Exercise brief - Reproduce the records that follow in full, excluding any picture they contain.

Data for the task -
····················

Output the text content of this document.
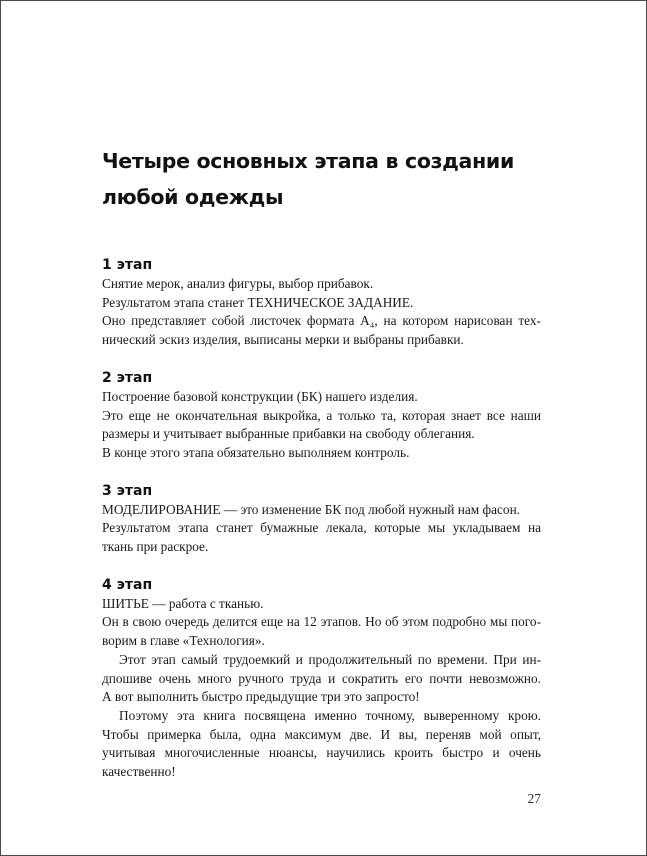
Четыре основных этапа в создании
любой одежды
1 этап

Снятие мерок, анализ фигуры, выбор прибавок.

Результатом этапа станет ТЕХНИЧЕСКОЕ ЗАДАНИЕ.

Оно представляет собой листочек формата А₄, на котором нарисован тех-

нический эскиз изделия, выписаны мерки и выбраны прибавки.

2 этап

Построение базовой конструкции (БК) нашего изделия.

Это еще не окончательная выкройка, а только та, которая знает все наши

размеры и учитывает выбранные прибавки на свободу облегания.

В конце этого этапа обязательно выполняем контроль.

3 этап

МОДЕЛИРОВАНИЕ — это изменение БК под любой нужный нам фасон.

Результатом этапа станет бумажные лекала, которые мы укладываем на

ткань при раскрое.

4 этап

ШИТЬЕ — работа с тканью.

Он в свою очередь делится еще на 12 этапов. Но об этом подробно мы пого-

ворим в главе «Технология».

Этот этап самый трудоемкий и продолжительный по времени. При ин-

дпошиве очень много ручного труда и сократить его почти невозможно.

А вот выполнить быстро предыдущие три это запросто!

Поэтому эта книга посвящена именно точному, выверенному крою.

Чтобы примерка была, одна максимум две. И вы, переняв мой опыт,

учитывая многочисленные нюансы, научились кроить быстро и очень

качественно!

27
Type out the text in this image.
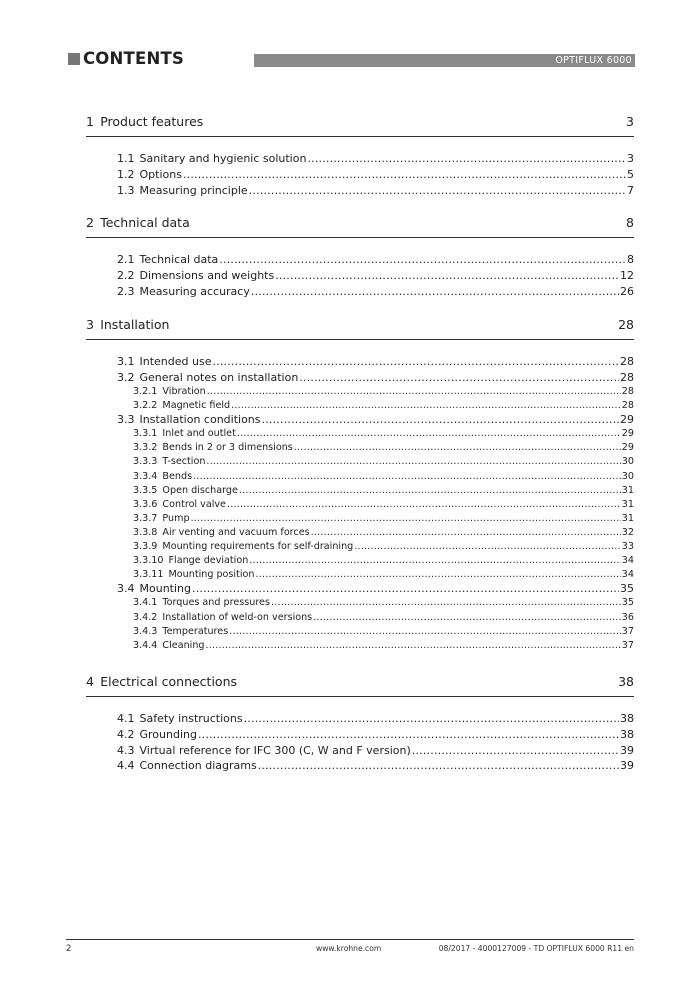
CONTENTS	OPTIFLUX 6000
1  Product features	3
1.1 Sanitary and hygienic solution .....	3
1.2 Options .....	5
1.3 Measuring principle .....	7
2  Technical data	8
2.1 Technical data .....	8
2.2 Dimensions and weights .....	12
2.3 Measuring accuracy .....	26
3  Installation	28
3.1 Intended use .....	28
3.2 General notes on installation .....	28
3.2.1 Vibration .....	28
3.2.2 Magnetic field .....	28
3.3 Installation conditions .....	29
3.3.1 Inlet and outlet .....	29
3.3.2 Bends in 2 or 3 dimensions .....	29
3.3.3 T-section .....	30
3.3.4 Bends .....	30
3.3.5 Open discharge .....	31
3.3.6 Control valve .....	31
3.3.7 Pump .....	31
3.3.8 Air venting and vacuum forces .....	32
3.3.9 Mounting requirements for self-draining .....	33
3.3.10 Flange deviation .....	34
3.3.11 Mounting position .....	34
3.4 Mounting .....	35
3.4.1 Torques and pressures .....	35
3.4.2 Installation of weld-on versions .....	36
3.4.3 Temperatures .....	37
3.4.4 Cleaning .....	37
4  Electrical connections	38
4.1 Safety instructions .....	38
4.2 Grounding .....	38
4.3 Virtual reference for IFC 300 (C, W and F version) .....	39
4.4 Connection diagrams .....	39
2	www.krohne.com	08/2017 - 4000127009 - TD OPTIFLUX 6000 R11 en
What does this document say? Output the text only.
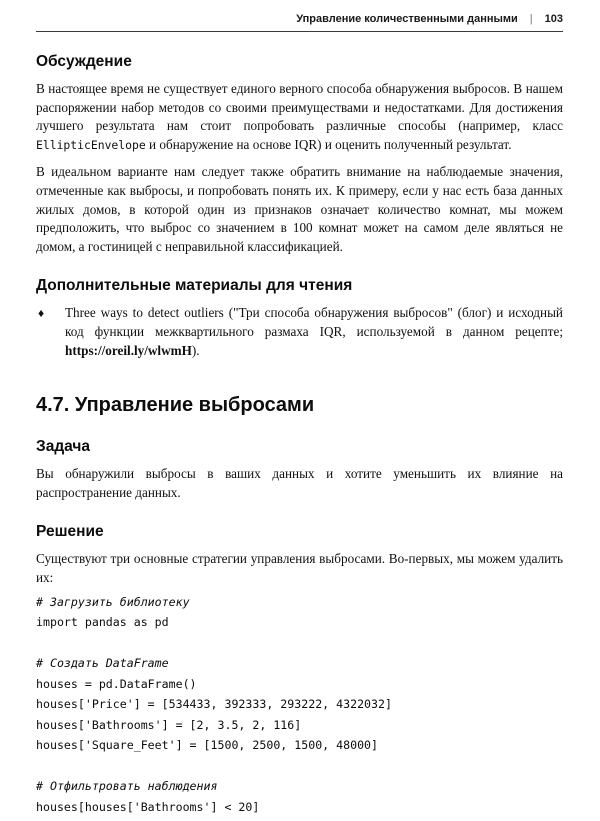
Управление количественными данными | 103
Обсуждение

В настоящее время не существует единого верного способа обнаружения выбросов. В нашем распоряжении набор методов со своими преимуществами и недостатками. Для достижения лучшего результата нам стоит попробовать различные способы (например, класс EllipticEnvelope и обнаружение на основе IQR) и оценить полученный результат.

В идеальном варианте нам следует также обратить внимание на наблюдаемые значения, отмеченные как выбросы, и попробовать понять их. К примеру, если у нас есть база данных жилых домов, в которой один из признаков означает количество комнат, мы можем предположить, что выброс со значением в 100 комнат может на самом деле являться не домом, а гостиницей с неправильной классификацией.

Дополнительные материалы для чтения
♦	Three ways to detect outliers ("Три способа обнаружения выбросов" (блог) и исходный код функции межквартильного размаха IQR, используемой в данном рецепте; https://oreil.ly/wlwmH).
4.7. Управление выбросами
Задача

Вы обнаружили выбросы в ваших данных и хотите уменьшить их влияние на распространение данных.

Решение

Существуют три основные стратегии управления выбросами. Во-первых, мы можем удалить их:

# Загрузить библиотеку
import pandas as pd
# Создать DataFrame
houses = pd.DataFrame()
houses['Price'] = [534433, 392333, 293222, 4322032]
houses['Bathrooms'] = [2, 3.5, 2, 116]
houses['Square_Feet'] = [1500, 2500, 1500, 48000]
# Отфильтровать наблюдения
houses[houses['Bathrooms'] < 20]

····················

Solved exercise -
Output the text content of this document.
Четыре основных этапа в создании
любой одежды
1 этап

Снятие мерок, анализ фигуры, выбор прибавок.

Результатом этапа станет ТЕХНИЧЕСКОЕ ЗАДАНИЕ.

Оно представляет собой листочек формата А₄, на котором нарисован тех-

нический эскиз изделия, выписаны мерки и выбраны прибавки.

2 этап

Построение базовой конструкции (БК) нашего изделия.

Это еще не окончательная выкройка, а только та, которая знает все наши

размеры и учитывает выбранные прибавки на свободу облегания.

В конце этого этапа обязательно выполняем контроль.

3 этап

МОДЕЛИРОВАНИЕ — это изменение БК под любой нужный нам фасон.

Результатом этапа станет бумажные лекала, которые мы укладываем на

ткань при раскрое.

4 этап

ШИТЬЕ — работа с тканью.

Он в свою очередь делится еще на 12 этапов. Но об этом подробно мы пого-

ворим в главе «Технология».

Этот этап самый трудоемкий и продолжительный по времени. При ин-

дпошиве очень много ручного труда и сократить его почти невозможно.

А вот выполнить быстро предыдущие три это запросто!

Поэтому эта книга посвящена именно точному, выверенному крою.

Чтобы примерка была, одна максимум две. И вы, переняв мой опыт,

учитывая многочисленные нюансы, научились кроить быстро и очень

качественно!

27
Type out the text in this image.
CONTENTS	OPTIFLUX 6000
1  Product features	3
1.1 Sanitary and hygienic solution .....	3
1.2 Options .....	5
1.3 Measuring principle .....	7
2  Technical data	8
2.1 Technical data .....	8
2.2 Dimensions and weights .....	12
2.3 Measuring accuracy .....	26
3  Installation	28
3.1 Intended use .....	28
3.2 General notes on installation .....	28
3.2.1 Vibration .....	28
3.2.2 Magnetic field .....	28
3.3 Installation conditions .....	29
3.3.1 Inlet and outlet .....	29
3.3.2 Bends in 2 or 3 dimensions .....	29
3.3.3 T-section .....	30
3.3.4 Bends .....	30
3.3.5 Open discharge .....	31
3.3.6 Control valve .....	31
3.3.7 Pump .....	31
3.3.8 Air venting and vacuum forces .....	32
3.3.9 Mounting requirements for self-draining .....	33
3.3.10 Flange deviation .....	34
3.3.11 Mounting position .....	34
3.4 Mounting .....	35
3.4.1 Torques and pressures .....	35
3.4.2 Installation of weld-on versions .....	36
3.4.3 Temperatures .....	37
3.4.4 Cleaning .....	37
4  Electrical connections	38
4.1 Safety instructions .....	38
4.2 Grounding .....	38
4.3 Virtual reference for IFC 300 (C, W and F version) .....	39
4.4 Connection diagrams .....	39
2	www.krohne.com	08/2017 - 4000127009 - TD OPTIFLUX 6000 R11 en
What does this document say? Output the text only.
Управление количественными данными | 103
Обсуждение

В настоящее время не существует единого верного способа обнаружения выбросов. В нашем распоряжении набор методов со своими преимуществами и недостатками. Для достижения лучшего результата нам стоит попробовать различные способы (например, класс EllipticEnvelope и обнаружение на основе IQR) и оценить полученный результат.

В идеальном варианте нам следует также обратить внимание на наблюдаемые значения, отмеченные как выбросы, и попробовать понять их. К примеру, если у нас есть база данных жилых домов, в которой один из признаков означает количество комнат, мы можем предположить, что выброс со значением в 100 комнат может на самом деле являться не домом, а гостиницей с неправильной классификацией.

Дополнительные материалы для чтения
♦	Three ways to detect outliers ("Три способа обнаружения выбросов" (блог) и исходный код функции межквартильного размаха IQR, используемой в данном рецепте; https://oreil.ly/wlwmH).
4.7. Управление выбросами
Задача

Вы обнаружили выбросы в ваших данных и хотите уменьшить их влияние на распространение данных.

Решение

Существуют три основные стратегии управления выбросами. Во-первых, мы можем удалить их:

# Загрузить библиотеку
import pandas as pd
# Создать DataFrame
houses = pd.DataFrame()
houses['Price'] = [534433, 392333, 293222, 4322032]
houses['Bathrooms'] = [2, 3.5, 2, 116]
houses['Square_Feet'] = [1500, 2500, 1500, 48000]
# Отфильтровать наблюдения
houses[houses['Bathrooms'] < 20]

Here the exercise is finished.